**WRITTEN EXERCISE**
Only the number is needed: how many lines of the records include "this"?

>> begin DATA SHOWN

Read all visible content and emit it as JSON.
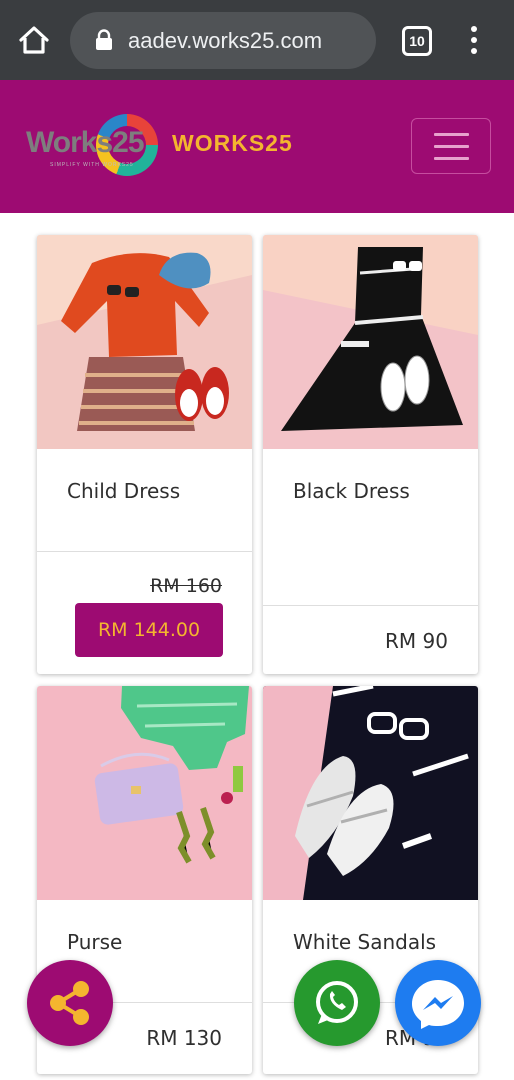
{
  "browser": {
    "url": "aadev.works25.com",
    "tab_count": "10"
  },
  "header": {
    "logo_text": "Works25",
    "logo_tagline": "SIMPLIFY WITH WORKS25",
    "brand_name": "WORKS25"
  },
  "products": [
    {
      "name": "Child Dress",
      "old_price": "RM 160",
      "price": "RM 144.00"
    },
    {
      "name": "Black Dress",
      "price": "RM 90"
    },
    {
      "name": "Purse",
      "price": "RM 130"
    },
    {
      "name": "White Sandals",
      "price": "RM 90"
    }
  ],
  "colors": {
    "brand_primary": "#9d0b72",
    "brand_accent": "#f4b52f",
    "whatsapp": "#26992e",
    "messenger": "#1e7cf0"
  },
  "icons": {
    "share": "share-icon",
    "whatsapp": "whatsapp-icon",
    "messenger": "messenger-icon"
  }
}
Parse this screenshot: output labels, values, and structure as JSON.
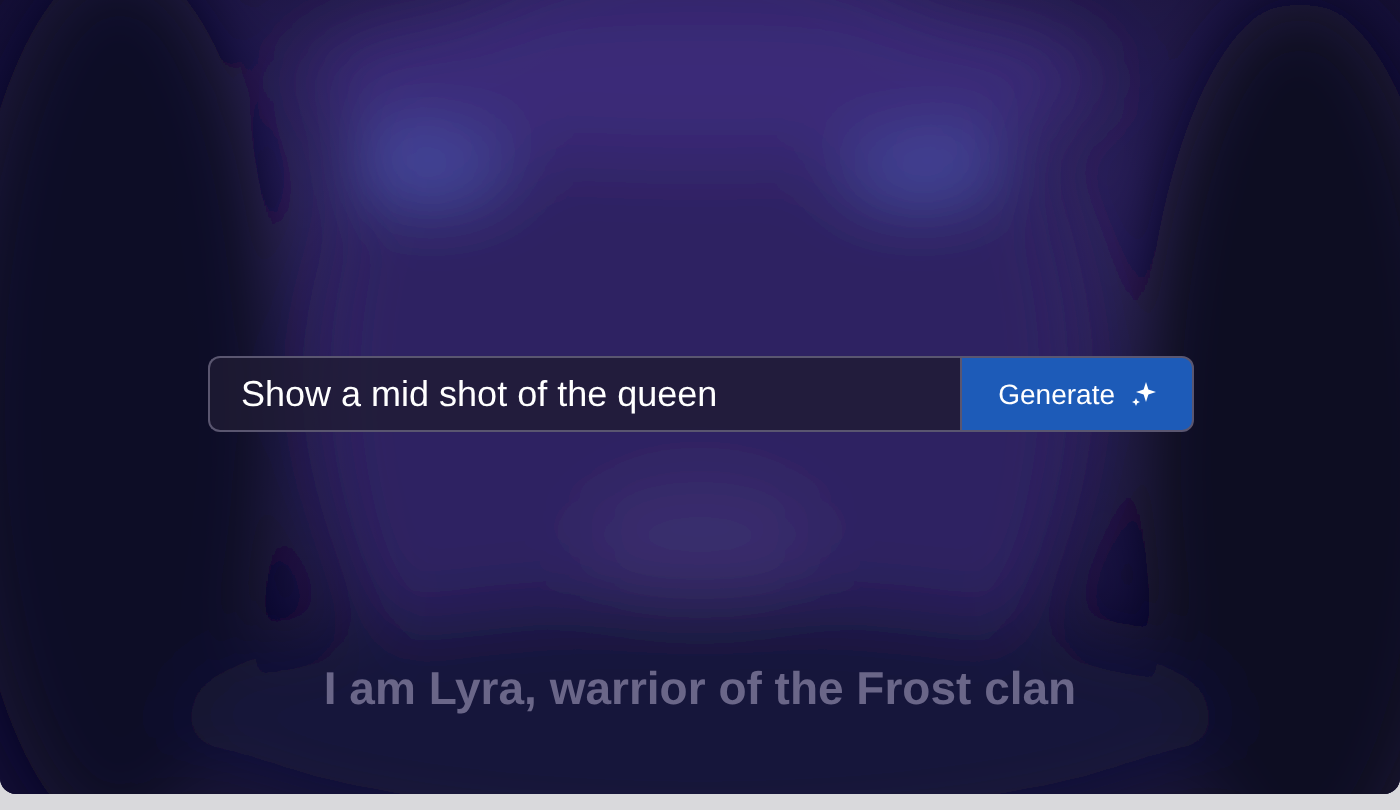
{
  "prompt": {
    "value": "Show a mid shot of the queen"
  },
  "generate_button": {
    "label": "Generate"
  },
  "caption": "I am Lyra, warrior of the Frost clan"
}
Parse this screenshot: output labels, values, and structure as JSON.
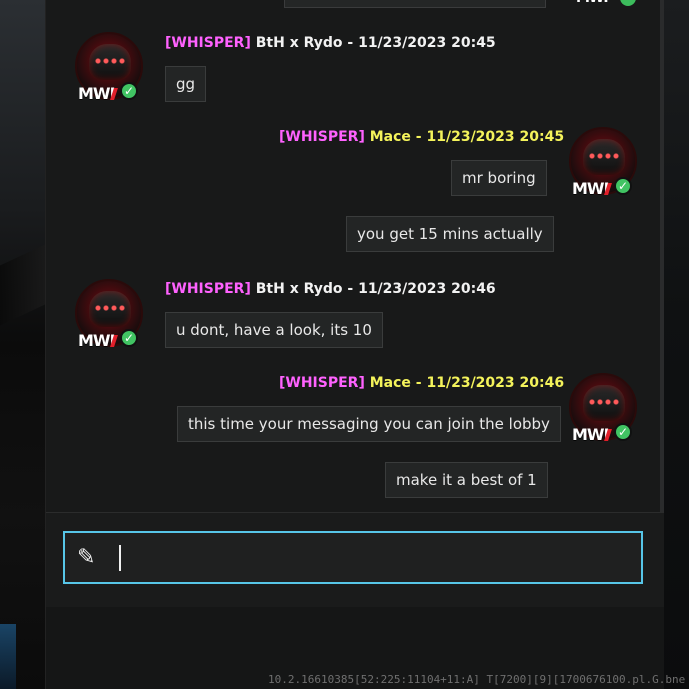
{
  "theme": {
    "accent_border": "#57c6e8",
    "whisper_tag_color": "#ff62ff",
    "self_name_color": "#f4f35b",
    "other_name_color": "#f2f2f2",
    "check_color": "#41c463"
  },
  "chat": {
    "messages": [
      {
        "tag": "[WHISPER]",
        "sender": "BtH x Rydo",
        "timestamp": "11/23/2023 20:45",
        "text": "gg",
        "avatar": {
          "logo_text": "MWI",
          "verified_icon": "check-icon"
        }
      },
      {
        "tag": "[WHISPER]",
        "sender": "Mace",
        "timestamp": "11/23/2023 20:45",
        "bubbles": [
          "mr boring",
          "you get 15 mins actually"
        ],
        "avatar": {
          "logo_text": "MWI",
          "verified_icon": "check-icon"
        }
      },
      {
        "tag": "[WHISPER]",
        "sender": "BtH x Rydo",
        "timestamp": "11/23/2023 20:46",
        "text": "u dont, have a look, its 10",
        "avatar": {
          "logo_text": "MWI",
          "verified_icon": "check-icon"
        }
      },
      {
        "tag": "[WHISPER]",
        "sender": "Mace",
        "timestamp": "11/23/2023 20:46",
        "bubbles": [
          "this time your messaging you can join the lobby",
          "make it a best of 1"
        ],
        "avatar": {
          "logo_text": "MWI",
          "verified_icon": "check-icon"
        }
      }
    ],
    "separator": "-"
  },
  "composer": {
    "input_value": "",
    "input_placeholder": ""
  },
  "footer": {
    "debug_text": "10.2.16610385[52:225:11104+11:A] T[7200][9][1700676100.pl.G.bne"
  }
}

>> end DATA SHOWN
>> begin DATA SHOWN

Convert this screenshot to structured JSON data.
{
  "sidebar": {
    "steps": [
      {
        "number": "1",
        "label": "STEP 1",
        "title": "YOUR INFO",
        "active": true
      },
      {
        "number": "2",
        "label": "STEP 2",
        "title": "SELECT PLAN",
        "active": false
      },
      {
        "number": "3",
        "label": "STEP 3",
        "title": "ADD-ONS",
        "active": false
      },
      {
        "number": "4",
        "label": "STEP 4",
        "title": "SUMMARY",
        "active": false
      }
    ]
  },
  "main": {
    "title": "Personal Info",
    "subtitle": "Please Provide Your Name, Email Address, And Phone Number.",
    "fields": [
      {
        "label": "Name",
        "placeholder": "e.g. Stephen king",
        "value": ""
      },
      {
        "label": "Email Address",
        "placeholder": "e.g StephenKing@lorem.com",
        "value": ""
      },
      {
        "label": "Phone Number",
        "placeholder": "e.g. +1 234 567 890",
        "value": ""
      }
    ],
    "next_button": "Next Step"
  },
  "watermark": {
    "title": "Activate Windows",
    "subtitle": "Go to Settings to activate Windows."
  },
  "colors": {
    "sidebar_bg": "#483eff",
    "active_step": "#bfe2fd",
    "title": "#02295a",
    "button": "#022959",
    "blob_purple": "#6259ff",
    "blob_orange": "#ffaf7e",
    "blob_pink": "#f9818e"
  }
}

>> end DATA SHOWN

**COMPLETED EXERCISE**
4